- _THE TASK_
Only a number is wanted: how many lines in the listing contain the word "content"?

————

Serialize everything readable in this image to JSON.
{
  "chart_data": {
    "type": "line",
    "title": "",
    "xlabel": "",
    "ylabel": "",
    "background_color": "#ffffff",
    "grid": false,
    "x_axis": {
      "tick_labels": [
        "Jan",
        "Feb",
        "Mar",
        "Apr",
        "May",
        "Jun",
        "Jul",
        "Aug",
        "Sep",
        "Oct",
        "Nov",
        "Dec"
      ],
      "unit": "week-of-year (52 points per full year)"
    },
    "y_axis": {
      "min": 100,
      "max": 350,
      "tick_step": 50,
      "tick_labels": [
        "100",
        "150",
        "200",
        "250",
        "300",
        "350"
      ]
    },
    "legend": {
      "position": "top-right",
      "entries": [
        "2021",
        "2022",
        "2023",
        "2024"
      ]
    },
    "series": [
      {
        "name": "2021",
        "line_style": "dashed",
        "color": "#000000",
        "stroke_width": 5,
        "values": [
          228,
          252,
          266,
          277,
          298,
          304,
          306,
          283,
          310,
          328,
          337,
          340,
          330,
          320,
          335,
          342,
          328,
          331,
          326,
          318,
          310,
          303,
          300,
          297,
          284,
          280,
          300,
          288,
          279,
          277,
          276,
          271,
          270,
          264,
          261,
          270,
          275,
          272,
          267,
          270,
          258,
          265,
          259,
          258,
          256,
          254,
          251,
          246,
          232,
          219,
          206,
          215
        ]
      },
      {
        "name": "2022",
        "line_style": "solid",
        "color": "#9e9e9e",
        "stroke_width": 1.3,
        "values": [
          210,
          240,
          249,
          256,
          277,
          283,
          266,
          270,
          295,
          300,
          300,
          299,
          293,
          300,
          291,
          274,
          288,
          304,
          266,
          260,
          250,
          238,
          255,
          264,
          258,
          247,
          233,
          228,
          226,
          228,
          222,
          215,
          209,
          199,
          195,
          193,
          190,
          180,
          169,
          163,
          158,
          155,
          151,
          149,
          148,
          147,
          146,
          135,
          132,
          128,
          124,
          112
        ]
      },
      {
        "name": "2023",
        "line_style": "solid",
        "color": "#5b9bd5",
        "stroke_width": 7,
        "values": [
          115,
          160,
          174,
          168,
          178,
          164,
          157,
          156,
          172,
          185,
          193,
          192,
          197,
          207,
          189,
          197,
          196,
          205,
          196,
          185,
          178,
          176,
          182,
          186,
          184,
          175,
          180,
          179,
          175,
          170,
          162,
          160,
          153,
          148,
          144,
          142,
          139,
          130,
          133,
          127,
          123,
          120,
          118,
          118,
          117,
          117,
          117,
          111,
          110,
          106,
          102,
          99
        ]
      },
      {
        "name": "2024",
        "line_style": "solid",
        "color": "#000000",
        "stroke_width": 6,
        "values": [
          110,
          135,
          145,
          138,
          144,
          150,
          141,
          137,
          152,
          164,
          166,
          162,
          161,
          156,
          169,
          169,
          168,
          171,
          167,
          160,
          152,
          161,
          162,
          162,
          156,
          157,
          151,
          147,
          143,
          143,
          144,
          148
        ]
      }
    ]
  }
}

————

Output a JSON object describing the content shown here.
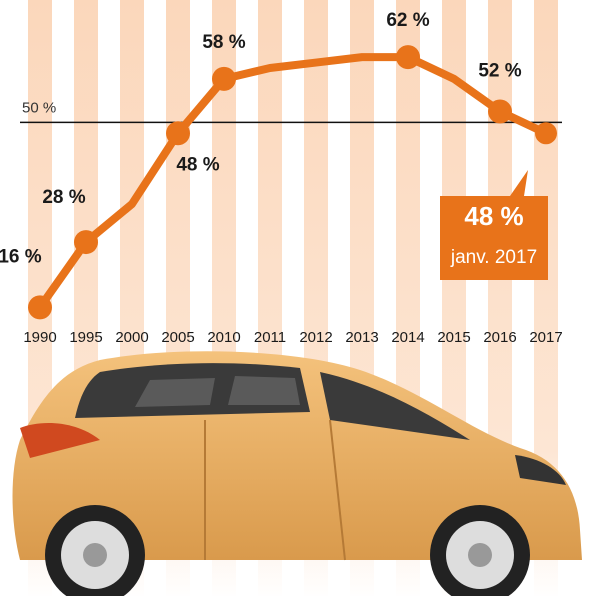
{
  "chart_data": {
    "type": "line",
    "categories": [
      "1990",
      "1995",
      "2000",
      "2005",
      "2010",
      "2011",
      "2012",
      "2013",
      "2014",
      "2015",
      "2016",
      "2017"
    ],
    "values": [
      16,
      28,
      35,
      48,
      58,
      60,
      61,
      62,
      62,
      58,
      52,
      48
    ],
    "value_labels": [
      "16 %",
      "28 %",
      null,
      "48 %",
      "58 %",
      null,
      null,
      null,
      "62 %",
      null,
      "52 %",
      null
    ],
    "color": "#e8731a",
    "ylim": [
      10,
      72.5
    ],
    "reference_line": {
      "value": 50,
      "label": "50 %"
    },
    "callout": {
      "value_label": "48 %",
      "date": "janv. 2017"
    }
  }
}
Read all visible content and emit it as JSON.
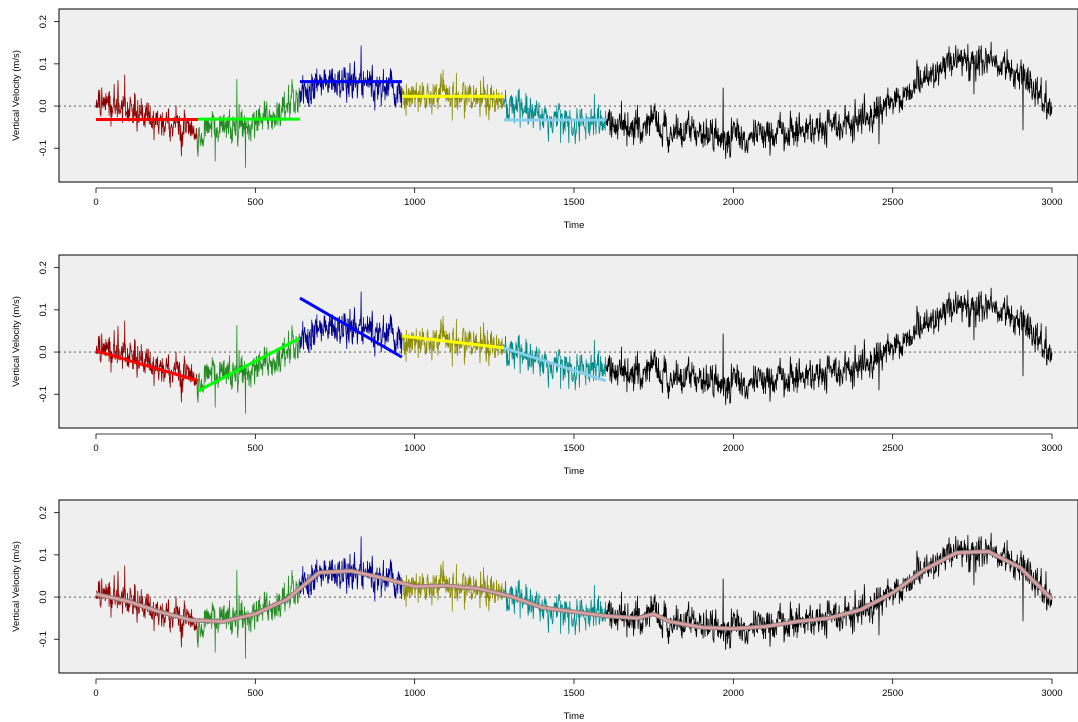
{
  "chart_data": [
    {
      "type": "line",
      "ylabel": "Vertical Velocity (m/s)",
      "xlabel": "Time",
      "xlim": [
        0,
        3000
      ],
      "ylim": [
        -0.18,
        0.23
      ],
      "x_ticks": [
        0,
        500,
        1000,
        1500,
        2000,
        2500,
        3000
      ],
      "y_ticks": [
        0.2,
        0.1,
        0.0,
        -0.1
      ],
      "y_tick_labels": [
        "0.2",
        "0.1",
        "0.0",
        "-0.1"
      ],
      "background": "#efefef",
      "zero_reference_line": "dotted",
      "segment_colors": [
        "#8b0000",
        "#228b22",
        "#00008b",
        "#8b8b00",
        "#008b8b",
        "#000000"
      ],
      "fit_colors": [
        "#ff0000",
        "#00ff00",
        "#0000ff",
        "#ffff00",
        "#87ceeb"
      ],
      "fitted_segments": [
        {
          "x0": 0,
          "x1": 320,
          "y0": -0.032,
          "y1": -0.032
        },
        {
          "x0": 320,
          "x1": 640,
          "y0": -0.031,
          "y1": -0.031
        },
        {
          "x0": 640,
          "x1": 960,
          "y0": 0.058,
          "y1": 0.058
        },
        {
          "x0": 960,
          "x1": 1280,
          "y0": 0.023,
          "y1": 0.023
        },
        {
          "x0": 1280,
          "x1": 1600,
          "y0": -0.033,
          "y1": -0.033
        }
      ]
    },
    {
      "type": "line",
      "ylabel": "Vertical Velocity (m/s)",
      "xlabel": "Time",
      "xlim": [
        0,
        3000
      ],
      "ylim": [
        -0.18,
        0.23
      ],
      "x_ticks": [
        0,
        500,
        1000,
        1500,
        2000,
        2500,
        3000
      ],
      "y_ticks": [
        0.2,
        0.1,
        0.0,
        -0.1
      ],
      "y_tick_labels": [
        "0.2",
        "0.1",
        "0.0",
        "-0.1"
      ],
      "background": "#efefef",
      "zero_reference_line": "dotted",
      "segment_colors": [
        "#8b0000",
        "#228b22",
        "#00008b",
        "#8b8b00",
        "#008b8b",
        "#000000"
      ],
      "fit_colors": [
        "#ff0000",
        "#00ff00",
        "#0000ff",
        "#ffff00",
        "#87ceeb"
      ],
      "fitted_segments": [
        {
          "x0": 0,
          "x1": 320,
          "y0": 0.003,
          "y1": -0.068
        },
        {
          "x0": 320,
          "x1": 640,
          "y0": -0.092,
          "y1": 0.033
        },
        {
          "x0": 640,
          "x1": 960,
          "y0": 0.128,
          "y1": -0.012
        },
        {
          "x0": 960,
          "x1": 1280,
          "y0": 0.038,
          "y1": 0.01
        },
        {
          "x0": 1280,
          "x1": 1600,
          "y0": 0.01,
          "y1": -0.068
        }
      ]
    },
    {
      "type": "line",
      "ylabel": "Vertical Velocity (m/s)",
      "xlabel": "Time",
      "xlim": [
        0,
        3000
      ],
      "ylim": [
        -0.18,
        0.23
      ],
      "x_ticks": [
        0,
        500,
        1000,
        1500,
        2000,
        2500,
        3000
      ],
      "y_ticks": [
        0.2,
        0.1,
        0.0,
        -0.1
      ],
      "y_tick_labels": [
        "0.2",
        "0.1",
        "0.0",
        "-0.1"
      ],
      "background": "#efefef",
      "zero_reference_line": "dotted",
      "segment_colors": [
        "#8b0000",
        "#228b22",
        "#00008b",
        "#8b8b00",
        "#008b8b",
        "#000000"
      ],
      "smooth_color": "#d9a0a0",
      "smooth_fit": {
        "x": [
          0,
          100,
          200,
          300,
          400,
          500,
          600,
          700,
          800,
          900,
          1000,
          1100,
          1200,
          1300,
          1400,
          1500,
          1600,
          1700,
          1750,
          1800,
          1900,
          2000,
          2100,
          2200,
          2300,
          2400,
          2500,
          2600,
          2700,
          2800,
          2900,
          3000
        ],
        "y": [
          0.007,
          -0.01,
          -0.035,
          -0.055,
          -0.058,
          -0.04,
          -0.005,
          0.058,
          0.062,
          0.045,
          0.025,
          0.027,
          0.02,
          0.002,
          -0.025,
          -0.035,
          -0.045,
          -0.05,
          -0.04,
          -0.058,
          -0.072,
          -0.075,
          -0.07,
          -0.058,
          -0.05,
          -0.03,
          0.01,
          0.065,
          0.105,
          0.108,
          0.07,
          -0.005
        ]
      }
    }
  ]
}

————

- _WRITTEN ANSWER_
2